**Task instructions**. State how many lines of the entries include the string "Study", please, leaving out everything but the number.
——
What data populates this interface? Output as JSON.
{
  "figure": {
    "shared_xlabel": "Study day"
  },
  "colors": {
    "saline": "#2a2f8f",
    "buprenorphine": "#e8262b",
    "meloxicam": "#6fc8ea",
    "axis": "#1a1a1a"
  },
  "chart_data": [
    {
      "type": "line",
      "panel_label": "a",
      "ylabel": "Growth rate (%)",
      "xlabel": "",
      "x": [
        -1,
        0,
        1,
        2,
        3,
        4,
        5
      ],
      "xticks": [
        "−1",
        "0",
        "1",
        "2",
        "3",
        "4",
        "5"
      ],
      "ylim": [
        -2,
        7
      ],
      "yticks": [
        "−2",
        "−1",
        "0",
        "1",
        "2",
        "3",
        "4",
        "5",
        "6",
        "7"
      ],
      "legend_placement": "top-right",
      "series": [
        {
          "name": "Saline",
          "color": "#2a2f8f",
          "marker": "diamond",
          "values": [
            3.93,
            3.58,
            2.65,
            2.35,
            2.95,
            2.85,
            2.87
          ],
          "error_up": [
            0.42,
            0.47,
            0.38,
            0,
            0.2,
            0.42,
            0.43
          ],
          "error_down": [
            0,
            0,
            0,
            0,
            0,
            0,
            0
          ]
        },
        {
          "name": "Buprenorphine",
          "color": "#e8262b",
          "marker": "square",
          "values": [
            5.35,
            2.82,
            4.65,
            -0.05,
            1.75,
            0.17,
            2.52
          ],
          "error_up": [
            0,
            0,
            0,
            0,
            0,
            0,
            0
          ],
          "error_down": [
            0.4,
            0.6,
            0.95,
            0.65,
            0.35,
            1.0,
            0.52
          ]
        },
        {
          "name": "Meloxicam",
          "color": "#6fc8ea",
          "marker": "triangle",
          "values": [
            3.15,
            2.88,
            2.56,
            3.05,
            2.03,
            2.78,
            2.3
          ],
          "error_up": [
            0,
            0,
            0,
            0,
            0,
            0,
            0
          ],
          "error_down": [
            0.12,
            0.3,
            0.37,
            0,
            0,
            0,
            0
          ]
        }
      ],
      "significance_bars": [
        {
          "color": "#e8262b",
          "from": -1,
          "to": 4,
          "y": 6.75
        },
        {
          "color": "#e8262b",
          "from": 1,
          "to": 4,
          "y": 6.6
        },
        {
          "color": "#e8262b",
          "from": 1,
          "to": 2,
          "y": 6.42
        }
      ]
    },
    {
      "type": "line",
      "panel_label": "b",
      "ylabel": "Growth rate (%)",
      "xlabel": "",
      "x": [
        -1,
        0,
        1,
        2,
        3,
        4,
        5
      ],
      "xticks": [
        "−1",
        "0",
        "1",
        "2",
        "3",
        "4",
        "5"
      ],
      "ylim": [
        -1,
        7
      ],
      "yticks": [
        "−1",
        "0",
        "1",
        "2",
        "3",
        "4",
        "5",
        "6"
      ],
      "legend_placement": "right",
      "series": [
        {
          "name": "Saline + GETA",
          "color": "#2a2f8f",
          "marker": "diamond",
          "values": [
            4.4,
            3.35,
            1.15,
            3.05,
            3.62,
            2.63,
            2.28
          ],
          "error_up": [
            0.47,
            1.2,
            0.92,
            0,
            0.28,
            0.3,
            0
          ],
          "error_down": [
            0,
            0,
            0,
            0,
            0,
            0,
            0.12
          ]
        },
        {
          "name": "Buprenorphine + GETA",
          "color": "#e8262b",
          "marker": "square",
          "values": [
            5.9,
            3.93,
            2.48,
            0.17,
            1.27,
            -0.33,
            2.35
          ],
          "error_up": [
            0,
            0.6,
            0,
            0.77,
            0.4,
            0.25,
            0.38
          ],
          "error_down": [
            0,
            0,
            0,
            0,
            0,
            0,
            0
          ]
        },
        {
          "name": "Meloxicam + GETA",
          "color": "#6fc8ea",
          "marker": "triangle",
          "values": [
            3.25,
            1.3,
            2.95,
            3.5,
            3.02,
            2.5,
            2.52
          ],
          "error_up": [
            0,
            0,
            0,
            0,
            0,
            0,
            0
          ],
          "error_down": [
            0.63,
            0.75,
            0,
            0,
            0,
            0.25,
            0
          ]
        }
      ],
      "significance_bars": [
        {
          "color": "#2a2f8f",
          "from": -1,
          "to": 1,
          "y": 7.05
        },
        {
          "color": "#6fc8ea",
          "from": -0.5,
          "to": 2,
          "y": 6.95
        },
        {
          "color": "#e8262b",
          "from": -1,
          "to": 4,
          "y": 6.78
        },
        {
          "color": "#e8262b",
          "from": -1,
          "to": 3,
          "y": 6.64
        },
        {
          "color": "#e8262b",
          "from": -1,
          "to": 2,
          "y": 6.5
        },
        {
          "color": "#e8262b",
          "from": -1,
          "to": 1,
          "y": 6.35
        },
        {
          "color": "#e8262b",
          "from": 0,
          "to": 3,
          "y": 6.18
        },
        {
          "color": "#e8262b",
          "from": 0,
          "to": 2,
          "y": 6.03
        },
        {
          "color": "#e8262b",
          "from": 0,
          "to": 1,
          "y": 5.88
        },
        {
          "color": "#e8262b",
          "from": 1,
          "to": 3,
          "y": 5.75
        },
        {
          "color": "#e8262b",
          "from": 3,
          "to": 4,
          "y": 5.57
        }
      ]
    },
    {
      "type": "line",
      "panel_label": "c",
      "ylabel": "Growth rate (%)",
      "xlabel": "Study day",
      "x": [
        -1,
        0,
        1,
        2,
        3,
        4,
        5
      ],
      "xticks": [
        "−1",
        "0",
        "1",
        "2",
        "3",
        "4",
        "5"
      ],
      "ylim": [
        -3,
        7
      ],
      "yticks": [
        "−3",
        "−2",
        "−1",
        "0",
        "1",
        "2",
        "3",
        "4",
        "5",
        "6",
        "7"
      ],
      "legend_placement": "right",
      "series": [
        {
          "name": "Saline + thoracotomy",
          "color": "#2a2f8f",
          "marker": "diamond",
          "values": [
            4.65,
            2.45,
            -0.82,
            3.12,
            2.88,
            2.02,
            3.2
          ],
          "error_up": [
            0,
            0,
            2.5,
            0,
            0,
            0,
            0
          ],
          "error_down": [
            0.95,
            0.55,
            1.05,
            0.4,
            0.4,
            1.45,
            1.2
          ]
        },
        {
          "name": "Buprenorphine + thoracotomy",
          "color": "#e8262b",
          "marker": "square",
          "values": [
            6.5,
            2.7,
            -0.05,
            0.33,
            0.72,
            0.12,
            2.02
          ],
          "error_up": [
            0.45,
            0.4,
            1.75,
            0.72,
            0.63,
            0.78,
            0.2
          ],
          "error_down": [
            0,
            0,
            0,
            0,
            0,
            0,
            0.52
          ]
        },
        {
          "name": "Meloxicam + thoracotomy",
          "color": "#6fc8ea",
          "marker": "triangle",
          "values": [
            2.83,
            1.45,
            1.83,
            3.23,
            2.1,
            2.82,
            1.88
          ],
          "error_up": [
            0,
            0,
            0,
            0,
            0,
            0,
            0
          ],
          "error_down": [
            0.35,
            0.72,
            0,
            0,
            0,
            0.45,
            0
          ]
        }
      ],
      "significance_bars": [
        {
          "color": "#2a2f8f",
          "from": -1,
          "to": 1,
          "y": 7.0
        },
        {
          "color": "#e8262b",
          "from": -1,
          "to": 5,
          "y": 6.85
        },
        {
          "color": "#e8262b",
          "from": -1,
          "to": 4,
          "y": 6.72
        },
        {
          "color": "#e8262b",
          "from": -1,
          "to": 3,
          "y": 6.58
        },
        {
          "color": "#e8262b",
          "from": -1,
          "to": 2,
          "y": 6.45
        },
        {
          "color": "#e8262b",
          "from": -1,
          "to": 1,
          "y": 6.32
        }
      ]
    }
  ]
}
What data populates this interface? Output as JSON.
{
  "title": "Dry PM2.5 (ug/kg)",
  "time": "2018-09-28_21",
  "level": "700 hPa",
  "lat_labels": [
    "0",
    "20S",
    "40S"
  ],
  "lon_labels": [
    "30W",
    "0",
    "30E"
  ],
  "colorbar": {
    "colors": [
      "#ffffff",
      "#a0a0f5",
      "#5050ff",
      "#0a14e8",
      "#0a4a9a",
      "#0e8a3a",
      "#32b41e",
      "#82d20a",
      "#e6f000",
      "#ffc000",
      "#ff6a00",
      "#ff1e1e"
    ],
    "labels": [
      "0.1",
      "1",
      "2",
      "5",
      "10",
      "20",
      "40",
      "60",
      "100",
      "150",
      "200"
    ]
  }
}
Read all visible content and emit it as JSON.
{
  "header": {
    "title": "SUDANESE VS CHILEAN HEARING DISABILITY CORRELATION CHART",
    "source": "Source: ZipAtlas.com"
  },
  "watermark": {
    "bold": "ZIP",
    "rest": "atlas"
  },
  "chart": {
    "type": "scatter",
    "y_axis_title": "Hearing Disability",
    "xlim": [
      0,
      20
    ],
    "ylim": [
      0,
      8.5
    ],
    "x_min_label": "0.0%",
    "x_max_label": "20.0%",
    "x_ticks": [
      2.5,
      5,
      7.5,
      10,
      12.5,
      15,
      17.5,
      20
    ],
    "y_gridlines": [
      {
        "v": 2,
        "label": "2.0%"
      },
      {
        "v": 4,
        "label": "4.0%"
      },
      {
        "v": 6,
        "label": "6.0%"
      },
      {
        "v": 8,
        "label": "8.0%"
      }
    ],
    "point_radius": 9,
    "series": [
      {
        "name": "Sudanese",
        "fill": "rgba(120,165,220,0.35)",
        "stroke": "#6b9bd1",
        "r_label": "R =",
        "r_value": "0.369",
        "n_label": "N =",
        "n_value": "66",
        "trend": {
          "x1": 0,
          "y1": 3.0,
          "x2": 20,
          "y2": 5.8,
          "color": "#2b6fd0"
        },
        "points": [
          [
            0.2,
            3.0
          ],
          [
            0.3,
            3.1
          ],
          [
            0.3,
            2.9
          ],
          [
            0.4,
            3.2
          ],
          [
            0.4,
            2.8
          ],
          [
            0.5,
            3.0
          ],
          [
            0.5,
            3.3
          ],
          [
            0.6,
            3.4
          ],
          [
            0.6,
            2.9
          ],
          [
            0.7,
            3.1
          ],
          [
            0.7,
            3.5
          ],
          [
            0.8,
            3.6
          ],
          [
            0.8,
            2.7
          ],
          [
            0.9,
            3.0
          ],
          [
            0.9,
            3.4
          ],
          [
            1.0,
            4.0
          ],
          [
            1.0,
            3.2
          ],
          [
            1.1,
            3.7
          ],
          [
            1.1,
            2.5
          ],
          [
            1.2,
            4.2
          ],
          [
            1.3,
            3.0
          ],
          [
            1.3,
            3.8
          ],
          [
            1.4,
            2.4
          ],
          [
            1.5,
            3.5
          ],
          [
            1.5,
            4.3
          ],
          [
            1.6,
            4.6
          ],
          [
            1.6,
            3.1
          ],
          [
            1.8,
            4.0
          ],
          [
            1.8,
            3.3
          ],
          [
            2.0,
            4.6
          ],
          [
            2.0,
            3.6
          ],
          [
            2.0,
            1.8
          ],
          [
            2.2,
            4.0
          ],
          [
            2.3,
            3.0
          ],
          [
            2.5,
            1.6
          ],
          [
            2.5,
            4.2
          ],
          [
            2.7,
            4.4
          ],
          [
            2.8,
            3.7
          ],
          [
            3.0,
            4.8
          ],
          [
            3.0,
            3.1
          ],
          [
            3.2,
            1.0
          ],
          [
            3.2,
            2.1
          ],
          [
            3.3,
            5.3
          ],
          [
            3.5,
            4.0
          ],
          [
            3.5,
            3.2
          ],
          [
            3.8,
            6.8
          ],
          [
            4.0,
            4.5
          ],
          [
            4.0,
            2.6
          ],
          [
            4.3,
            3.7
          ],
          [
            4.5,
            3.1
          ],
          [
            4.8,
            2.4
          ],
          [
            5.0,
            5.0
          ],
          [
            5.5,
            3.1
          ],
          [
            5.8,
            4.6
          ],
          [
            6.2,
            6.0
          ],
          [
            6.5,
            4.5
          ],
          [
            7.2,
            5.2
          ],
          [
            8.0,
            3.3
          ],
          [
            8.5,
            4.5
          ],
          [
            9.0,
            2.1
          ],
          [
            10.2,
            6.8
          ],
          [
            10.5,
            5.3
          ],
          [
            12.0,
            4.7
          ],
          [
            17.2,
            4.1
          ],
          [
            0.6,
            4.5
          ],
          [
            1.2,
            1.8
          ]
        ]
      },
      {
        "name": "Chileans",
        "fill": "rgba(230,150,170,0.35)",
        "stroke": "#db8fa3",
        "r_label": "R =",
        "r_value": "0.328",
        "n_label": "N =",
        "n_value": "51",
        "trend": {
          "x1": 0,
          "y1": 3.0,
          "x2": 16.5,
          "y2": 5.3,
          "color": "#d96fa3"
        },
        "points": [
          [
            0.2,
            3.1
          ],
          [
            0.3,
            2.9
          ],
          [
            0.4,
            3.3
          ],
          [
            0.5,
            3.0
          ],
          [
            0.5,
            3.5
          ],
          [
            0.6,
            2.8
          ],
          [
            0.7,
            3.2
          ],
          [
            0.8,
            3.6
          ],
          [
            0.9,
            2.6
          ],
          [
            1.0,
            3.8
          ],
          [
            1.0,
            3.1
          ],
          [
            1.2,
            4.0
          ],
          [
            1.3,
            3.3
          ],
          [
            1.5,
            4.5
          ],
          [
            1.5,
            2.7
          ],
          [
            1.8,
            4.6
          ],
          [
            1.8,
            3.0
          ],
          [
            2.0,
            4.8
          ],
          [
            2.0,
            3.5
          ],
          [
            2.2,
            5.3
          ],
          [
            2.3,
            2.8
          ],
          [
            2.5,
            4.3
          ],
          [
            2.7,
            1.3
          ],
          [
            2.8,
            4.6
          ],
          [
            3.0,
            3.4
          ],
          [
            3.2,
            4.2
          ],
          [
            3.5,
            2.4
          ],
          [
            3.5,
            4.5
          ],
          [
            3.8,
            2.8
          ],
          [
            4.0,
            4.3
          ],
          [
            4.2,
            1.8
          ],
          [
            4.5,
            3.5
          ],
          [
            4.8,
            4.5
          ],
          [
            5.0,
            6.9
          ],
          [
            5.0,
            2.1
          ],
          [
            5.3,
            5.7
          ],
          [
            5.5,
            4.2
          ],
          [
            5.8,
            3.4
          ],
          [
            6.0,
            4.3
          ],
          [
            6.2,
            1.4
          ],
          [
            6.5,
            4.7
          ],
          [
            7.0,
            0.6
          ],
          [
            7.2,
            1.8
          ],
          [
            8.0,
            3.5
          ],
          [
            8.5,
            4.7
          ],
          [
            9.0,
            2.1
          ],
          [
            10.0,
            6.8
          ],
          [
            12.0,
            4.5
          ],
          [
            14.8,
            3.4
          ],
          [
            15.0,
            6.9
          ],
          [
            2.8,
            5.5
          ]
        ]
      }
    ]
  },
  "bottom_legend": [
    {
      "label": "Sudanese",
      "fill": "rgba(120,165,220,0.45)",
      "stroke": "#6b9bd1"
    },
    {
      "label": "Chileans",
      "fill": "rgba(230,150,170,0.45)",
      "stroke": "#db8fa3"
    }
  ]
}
——
**Task solution**. 2